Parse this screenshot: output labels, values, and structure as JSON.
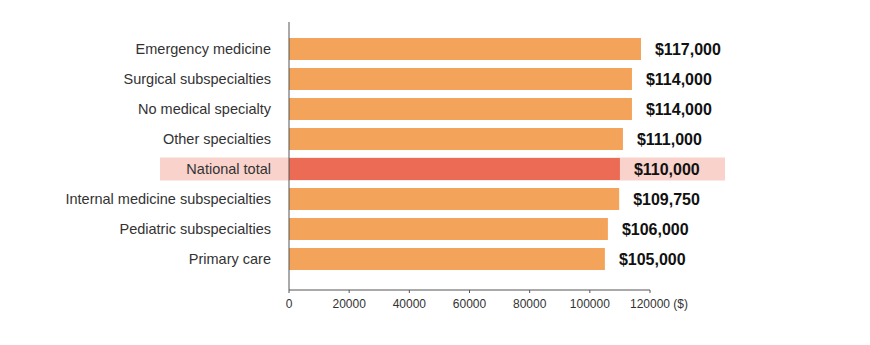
{
  "chart_data": {
    "type": "bar",
    "orientation": "horizontal",
    "categories": [
      "Emergency medicine",
      "Surgical subspecialties",
      "No medical specialty",
      "Other specialties",
      "National total",
      "Internal medicine subspecialties",
      "Pediatric subspecialties",
      "Primary care"
    ],
    "values": [
      117000,
      114000,
      114000,
      111000,
      110000,
      109750,
      106000,
      105000
    ],
    "value_labels": [
      "$117,000",
      "$114,000",
      "$114,000",
      "$111,000",
      "$110,000",
      "$109,750",
      "$106,000",
      "$105,000"
    ],
    "colors": [
      "#f3a35a",
      "#f3a35a",
      "#f3a35a",
      "#f3a35a",
      "#ec6b55",
      "#f3a35a",
      "#f3a35a",
      "#f3a35a"
    ],
    "xlim": [
      0,
      120000
    ],
    "xticks": [
      0,
      20000,
      40000,
      60000,
      80000,
      100000,
      {
        "value": 120000,
        "label": "120000 ($)"
      }
    ],
    "data_labels": true,
    "grid": false
  }
}
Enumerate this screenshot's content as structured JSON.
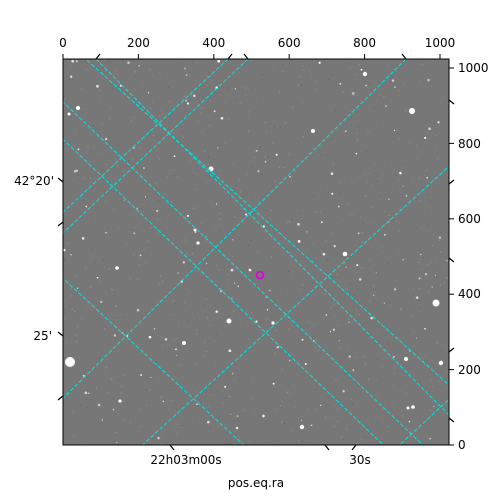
{
  "figure": {
    "pixel_axis": {
      "x_ticks": [
        "0",
        "200",
        "400",
        "600",
        "800",
        "1000"
      ],
      "y_ticks": [
        "0",
        "200",
        "400",
        "600",
        "800",
        "1000"
      ]
    },
    "celestial_axis": {
      "label": "pos.eq.ra",
      "ra_ticks": [
        "22h03m00s",
        "30s"
      ],
      "dec_ticks": [
        "42°20'",
        "25'"
      ]
    },
    "colors": {
      "background": "#777777",
      "grid": "#00e5e5",
      "marker": "#e000e0"
    }
  }
}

-----

#### TO DO:
Lines that include the word "JSON" are to be extracted from the data above.

#### RESULT OF THE TASK:
Parse this screenshot: output labels, values, and structure as JSON.
Enumerate this screenshot's content as structured JSON.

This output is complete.